• _Problem description_: Give the number of lines that include the word "color", nothing more.

[Items from a figure collection]

— Begin —

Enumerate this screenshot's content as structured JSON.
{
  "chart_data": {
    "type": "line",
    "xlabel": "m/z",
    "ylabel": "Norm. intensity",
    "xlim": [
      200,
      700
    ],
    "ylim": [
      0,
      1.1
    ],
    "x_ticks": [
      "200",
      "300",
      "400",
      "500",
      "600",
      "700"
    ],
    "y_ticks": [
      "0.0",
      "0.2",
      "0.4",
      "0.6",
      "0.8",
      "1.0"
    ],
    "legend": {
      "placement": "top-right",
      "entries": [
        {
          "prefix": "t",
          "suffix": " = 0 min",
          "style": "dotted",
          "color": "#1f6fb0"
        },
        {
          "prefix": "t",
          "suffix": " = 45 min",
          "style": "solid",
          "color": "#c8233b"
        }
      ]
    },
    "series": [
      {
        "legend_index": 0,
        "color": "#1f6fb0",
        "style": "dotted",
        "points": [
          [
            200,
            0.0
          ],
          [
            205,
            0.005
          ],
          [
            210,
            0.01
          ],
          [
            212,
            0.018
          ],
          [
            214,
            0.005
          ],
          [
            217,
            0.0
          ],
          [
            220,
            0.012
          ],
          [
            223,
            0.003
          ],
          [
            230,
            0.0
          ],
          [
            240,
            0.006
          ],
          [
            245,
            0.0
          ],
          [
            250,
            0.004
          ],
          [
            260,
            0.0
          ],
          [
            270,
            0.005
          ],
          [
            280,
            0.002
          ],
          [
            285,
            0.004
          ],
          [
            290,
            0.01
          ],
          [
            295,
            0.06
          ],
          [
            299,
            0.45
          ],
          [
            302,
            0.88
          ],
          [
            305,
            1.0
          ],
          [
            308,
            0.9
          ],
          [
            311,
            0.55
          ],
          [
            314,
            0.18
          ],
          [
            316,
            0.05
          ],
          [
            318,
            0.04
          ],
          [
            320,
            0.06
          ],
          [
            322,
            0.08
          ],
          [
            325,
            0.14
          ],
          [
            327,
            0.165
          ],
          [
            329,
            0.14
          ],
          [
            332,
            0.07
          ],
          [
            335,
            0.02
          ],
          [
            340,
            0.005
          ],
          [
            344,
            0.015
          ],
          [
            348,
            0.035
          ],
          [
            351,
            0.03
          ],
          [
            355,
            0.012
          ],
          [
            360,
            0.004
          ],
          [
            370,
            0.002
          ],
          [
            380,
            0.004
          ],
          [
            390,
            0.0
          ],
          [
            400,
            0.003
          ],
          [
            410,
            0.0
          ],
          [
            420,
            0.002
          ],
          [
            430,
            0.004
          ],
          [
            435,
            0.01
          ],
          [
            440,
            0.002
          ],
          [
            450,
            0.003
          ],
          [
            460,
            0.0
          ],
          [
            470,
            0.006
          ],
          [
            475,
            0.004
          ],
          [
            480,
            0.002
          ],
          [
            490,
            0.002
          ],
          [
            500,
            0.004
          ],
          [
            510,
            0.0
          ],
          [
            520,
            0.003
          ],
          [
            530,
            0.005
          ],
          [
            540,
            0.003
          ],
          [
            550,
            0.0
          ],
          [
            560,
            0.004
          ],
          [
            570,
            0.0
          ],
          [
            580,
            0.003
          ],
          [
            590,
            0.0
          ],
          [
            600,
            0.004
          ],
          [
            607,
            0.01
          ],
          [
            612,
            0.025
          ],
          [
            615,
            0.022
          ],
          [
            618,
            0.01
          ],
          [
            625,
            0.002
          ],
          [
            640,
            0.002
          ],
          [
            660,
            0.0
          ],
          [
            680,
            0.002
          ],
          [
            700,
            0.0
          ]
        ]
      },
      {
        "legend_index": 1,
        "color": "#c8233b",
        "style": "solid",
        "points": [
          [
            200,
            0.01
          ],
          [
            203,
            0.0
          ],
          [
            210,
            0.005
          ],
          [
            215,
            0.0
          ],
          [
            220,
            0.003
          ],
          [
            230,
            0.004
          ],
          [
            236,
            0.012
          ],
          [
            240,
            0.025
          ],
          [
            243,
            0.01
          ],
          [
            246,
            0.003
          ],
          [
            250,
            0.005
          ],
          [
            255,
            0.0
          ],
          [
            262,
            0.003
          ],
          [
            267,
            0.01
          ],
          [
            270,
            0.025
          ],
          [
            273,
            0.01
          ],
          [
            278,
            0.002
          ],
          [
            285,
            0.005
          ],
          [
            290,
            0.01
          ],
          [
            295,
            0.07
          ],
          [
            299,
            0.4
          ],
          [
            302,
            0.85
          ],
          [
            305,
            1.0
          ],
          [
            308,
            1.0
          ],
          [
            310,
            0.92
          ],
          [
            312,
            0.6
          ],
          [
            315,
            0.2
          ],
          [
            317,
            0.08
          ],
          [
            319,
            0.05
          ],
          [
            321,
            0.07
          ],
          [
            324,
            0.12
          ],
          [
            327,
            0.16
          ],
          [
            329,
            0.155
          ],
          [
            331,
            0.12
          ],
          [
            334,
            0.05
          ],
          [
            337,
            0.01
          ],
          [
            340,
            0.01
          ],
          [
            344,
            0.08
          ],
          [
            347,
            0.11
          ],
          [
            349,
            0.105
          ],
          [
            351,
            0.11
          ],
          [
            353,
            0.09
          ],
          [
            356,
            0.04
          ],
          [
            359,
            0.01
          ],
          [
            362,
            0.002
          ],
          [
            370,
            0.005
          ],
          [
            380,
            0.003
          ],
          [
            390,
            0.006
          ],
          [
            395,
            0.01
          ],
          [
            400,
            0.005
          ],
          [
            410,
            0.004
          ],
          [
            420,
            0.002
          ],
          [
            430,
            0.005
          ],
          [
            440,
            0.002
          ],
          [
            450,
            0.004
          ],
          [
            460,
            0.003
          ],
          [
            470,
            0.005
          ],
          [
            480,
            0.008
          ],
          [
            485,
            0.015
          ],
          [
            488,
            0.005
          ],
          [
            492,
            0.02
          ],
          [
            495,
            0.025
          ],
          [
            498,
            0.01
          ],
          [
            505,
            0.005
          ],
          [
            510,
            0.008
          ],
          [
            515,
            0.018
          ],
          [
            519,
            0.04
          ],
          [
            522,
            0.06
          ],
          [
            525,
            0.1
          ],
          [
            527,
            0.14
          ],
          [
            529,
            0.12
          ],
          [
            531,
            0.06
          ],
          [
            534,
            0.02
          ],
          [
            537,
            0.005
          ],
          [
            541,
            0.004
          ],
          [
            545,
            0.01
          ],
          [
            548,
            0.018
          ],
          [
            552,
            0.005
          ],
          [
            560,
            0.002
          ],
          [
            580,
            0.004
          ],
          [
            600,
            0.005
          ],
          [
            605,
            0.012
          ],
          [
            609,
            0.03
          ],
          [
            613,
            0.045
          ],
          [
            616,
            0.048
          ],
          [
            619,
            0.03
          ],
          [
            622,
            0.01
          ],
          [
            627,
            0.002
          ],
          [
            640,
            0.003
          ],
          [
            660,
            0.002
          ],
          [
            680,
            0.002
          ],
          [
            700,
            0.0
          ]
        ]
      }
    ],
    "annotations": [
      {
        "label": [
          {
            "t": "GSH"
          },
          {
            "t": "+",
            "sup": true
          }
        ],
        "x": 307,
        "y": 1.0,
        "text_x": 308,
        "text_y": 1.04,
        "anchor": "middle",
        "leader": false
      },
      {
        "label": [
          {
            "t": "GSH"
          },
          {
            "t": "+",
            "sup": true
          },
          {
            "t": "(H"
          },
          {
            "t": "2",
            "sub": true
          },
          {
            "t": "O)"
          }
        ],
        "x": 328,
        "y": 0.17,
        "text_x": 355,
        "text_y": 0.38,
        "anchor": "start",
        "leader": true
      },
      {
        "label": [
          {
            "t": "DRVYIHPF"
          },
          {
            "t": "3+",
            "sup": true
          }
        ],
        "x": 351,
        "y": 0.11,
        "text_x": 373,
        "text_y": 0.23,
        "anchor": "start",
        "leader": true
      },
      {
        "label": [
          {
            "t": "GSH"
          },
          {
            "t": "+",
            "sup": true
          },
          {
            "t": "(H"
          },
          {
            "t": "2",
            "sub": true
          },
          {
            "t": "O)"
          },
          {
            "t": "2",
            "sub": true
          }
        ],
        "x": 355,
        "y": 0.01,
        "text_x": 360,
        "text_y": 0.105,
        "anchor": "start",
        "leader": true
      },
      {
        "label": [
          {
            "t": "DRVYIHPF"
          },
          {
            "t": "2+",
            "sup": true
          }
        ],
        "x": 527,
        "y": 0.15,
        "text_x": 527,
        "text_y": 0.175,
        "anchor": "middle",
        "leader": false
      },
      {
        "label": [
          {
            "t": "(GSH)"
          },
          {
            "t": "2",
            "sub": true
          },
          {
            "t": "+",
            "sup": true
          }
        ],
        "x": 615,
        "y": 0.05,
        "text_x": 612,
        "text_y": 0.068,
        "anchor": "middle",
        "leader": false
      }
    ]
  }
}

— End —

• _Result_: 4